SOURCE TEXT:
• • • • •
Then, if it’s more interesting for you to produce in bulk, how do you deal with production and forecasting your orders?

Large companies have tools and a history of sales to help them forecasting orders a long time in advance. It’s not perfect, but that gets the job done.
For us, we try to scrap information on small trends. We are carefully looking and anticipating where markets might go up or down. It’s not rare to end up with too much or too little stocks. Someone in this industry for long would end up stocking a little more than ideal, to be safe.

What are the typical minimum order quantities?

For our products requiring specific toolings, we would have troubles finding a factory in Guangdong willing to work for less than 1,000 pieces.
For soft products, it’d depend on the fabric you need – some have high minimum order quantities – but you can negotiate down to three hundred pieces.
Beware, it might not be about the manufacturer; you need to look at the entire chain. If you have to order a part that has a much higher minimum order quantity, you can rapidly get stuck on really high numbers.

How did you learn what you know now about the industry

Mainly experience.
You can learn from theories and reading books, but you need to experiment. Most learnings come from each opportunity. Every batch you run will provide another round of insights. Over the years, you’d hope to get better at it.
After some many bruises though, you’d want to remain agile and not get overwhelmed by processes – that’s often a false sense of protection or security. The goal is to find a balance that you’re comfortable with.

Can you describe how the supply chain of a product manufactured and sold in China would work?

China is not one of our primary market for expansion. We don’t have something specific for the country. Typically, if you produce and sell in China, you have to pay the sales tax early.
The scheme that most international brands use is to export a product immediately upon production completion, hence avoiding to pay sales taxes. We stock up in Hong Kong and ship orders from our warehouse there.
• • • • •
ENTRIES:
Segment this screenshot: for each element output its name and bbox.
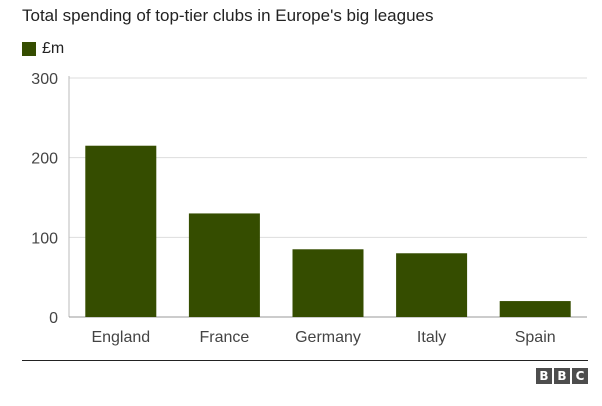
- bbc-logo: B B C: [534, 368, 588, 384]
- y-tick-label: 0: [49, 310, 58, 327]
- chart-title: Total spending of top-tier clubs in Euro…: [22, 6, 434, 25]
- legend-label: £m: [42, 40, 65, 57]
- footer-rule: [22, 360, 588, 361]
- x-tick-label: England: [91, 329, 150, 346]
- legend-swatch: [22, 42, 36, 56]
- bar-france: [188, 213, 260, 317]
- logo-letter-b2: B: [554, 368, 570, 384]
- y-tick-label: 200: [31, 151, 58, 168]
- bar-england: [85, 145, 157, 317]
- logo-letter-c: C: [572, 368, 588, 384]
- x-tick-label: Germany: [295, 329, 361, 346]
- bar-italy: [396, 253, 468, 317]
- chart-legend: £m: [22, 40, 64, 58]
- x-tick-label: France: [200, 329, 250, 346]
- bar-spain: [499, 301, 571, 317]
- x-tick-label: Spain: [515, 329, 556, 346]
- logo-letter-b1: B: [536, 368, 552, 384]
- bar-germany: [292, 249, 364, 317]
- y-tick-label: 100: [31, 230, 58, 247]
- x-tick-label: Italy: [417, 329, 446, 346]
- y-tick-label: 300: [31, 71, 58, 88]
• • • • •
EXERCISES:
1) Write out the part of the manufacturing interview that opens with the words containing "Then, if it’s" and closes with "three hundred pieces.".
2) Name each geographic place mentioned in the manufacturing interview, listing each one once.
The data has no connection to the manufacturing interview.

RESPONSES:
1)
Then, if it’s more interesting for you to produce in bulk, how do you deal with production and forecasting your orders?

Large companies have tools and a history of sales to help them forecasting orders a long time in advance. It’s not perfect, but that gets the job done.
For us, we try to scrap information on small trends. We are carefully looking and anticipating where markets might go up or down. It’s not rare to end up with too much or too little stocks. Someone in this industry for long would end up stocking a little more than ideal, to be safe.

What are the typical minimum order quantities?

For our products requiring specific toolings, we would have troubles finding a factory in Guangdong willing to work for less than 1,000 pieces.
For soft products, it’d depend on the fabric you need – some have high minimum order quantities – but you can negotiate down to three hundred pieces.

2)
Guangdong
China
Hong Kong